# Start of Source data

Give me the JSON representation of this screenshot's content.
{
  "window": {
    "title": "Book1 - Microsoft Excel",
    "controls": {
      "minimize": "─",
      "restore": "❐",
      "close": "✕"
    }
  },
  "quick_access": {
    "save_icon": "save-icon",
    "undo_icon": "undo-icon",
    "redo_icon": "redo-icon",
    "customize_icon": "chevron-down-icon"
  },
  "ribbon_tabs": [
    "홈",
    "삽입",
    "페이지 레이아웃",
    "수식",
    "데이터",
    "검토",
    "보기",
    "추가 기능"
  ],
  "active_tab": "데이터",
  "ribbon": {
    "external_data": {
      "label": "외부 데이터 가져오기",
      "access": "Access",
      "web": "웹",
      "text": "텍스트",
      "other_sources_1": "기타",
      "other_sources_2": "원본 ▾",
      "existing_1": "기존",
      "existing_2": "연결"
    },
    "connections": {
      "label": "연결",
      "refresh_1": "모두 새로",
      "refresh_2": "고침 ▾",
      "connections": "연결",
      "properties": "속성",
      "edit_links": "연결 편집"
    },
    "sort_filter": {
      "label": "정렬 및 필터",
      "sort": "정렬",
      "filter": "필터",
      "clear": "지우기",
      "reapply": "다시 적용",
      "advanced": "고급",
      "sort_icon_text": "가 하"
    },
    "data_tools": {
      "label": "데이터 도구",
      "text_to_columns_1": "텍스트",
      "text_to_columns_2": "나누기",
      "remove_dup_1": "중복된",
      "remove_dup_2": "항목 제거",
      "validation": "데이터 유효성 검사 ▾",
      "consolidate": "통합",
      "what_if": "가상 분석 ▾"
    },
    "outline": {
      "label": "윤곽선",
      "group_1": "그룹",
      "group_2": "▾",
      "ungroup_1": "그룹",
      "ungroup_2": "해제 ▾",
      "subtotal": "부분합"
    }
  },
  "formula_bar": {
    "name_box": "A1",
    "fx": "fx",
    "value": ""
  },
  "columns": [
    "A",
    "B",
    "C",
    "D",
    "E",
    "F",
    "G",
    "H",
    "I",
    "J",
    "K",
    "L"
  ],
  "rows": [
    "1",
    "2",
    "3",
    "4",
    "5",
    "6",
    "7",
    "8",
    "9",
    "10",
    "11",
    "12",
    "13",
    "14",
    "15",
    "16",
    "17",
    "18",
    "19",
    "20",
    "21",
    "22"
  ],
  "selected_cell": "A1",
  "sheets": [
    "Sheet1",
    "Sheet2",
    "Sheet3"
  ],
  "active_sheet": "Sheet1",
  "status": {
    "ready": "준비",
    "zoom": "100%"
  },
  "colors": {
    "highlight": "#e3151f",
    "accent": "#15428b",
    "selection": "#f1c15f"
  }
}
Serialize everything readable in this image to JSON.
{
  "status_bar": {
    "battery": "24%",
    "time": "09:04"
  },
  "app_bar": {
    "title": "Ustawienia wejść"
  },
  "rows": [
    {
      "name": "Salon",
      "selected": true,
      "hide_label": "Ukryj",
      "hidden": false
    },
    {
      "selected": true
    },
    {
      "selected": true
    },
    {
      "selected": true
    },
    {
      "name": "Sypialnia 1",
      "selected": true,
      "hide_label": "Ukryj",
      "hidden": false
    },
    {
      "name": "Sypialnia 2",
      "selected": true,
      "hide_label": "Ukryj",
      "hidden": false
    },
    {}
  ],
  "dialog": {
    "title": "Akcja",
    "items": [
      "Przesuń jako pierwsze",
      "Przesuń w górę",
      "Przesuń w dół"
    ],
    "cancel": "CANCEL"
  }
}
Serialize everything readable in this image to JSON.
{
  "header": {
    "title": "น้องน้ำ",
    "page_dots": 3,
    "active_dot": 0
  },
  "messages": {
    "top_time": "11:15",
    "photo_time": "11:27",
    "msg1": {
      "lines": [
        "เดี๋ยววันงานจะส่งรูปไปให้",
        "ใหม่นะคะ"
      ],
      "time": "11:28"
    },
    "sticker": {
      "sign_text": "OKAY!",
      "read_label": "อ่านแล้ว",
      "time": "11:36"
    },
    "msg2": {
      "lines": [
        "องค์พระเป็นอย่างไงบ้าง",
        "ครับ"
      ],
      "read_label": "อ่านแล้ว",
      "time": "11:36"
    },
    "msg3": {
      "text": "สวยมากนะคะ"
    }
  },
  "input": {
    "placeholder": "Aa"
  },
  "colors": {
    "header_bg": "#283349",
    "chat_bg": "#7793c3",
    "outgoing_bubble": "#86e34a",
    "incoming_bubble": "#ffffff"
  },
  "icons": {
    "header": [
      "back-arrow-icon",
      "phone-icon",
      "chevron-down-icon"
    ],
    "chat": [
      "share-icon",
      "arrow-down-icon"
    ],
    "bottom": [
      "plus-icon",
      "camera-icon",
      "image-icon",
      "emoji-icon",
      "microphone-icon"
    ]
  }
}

# End of Source data

Return each line in the records that holds the string "Przesuń".

      "Przesuń jako pierwsze",
      "Przesuń w górę",
      "Przesuń w dół"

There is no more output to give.